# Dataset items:
------------------------------------------------
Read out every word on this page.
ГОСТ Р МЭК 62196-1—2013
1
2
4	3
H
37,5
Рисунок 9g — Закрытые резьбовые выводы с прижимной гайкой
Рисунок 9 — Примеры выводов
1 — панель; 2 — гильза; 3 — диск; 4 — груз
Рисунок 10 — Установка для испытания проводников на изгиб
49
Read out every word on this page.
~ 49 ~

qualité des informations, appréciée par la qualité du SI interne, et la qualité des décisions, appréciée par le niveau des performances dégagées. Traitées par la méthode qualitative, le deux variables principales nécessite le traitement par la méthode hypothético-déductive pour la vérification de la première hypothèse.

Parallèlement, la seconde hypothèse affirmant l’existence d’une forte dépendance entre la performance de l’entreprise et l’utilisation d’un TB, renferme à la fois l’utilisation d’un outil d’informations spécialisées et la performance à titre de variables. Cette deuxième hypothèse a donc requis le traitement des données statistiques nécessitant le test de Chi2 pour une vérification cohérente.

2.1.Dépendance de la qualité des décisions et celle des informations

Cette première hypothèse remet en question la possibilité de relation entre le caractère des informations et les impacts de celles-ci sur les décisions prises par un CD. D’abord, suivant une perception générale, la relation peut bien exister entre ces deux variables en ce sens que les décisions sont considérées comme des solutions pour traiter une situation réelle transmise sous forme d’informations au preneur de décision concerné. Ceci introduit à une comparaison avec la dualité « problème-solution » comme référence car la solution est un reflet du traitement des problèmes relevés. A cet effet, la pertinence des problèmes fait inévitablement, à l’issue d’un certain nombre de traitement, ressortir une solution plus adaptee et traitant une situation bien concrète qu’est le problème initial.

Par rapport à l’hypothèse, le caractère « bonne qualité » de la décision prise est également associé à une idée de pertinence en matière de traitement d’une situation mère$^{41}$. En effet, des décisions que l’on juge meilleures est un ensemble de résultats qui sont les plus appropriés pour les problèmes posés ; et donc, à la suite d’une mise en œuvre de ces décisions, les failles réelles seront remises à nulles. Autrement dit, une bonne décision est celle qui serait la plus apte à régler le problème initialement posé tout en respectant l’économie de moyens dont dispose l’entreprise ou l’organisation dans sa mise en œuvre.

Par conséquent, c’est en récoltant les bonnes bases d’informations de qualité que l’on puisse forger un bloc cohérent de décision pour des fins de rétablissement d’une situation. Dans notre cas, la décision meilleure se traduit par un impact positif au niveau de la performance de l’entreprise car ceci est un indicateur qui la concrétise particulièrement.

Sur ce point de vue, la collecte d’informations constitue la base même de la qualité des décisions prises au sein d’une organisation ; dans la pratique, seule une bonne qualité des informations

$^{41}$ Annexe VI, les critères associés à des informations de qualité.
------------------------------------------------
# What the task requires:
Pick out every line above that contains the word "niveau" and copy it.

# Finished answer:
qualité des informations, appréciée par la qualité du SI interne, et la qualité des décisions, appréciée par le niveau des performances dégagées. Traitées par la méthode qualitative, le deux variables principales nécessite le traitement par la méthode hypothético-déductive pour la vérification de la première hypothèse.
Par conséquent, c’est en récoltant les bonnes bases d’informations de qualité que l’on puisse forger un bloc cohérent de décision pour des fins de rétablissement d’une situation. Dans notre cas, la décision meilleure se traduit par un impact positif au niveau de la performance de l’entreprise car ceci est un indicateur qui la concrétise particulièrement.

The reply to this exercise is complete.